→ Given instruction
Go through the listing below and write out each line that contains the string "data", copying each line in full. Matching is case-sensitive.

####################

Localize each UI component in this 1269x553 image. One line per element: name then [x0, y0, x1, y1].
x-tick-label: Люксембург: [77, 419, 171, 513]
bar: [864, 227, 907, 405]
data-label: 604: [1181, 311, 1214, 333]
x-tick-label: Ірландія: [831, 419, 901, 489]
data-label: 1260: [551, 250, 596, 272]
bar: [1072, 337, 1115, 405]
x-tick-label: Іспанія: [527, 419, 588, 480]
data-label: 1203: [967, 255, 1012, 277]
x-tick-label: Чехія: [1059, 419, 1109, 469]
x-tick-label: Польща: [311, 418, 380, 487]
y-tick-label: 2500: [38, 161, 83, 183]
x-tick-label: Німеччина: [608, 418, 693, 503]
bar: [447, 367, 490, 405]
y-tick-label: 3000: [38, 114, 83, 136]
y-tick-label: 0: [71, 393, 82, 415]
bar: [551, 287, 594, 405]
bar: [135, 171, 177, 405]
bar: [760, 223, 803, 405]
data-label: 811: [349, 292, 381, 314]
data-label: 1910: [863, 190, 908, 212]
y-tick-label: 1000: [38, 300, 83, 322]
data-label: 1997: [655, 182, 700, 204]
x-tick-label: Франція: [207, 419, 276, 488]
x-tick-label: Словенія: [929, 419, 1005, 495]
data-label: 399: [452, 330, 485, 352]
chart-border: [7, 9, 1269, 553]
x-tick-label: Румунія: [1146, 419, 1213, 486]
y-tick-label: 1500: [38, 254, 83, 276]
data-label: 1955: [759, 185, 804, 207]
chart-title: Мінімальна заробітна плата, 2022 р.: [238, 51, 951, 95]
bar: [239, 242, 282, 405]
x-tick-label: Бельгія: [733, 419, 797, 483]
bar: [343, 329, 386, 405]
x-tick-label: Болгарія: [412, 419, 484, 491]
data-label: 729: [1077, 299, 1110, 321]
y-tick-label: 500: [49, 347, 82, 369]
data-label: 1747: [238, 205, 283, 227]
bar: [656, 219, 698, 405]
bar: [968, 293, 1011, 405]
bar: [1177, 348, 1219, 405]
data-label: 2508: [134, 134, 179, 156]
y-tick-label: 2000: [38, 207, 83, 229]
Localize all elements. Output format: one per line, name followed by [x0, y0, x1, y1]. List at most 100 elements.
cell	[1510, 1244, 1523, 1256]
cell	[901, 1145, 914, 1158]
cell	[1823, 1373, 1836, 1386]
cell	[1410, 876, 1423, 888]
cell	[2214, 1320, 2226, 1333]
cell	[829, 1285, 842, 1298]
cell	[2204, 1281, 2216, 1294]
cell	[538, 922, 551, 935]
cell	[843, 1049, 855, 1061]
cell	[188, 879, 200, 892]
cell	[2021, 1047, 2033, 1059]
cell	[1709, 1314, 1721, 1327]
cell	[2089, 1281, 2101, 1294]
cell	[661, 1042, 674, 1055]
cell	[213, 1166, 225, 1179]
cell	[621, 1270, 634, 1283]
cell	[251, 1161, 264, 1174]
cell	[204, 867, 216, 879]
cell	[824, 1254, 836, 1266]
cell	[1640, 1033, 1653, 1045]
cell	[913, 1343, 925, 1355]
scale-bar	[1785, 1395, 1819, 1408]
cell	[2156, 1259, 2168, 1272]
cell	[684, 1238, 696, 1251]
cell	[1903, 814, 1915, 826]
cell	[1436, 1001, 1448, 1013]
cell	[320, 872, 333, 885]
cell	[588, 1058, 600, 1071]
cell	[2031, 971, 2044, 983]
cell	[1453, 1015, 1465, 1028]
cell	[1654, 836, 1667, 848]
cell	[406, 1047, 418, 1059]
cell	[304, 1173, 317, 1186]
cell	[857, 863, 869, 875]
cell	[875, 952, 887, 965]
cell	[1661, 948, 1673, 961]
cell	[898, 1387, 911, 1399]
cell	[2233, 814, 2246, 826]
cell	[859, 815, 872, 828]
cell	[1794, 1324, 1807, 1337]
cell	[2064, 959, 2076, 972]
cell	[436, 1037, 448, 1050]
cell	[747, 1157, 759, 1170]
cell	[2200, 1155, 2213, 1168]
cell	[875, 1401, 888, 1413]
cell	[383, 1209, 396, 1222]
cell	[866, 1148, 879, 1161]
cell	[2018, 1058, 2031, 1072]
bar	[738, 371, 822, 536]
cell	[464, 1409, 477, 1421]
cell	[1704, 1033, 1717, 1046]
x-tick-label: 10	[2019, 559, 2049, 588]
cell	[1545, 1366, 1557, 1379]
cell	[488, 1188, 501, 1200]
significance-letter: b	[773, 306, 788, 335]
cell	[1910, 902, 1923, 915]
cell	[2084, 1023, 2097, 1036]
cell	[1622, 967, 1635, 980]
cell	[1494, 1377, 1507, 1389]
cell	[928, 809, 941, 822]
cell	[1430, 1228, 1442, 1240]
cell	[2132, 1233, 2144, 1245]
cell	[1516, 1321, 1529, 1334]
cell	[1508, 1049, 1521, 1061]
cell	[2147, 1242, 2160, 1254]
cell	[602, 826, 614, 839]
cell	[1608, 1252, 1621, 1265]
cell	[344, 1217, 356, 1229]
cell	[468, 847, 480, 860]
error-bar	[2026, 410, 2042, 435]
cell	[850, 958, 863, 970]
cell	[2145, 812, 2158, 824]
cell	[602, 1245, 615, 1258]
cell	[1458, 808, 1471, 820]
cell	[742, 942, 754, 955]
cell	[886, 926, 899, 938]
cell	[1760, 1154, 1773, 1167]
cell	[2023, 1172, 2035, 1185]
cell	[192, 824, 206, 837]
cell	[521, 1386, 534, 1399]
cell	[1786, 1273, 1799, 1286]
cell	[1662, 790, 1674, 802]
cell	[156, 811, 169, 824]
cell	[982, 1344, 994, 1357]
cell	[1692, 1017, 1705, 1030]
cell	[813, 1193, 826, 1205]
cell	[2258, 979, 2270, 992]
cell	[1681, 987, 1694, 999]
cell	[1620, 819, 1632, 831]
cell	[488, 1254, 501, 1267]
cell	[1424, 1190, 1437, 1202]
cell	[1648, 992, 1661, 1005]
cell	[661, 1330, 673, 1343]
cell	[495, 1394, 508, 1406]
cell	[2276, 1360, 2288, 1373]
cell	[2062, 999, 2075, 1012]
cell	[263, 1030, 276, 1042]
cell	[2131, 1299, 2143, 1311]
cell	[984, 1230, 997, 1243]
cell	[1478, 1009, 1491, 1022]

####################

→ Final answer
data-label: 604: [1181, 311, 1214, 333]
data-label: 1260: [551, 250, 596, 272]
data-label: 1203: [967, 255, 1012, 277]
data-label: 811: [349, 292, 381, 314]
data-label: 1910: [863, 190, 908, 212]
data-label: 1997: [655, 182, 700, 204]
data-label: 399: [452, 330, 485, 352]
data-label: 1955: [759, 185, 804, 207]
data-label: 729: [1077, 299, 1110, 321]
data-label: 1747: [238, 205, 283, 227]
data-label: 2508: [134, 134, 179, 156]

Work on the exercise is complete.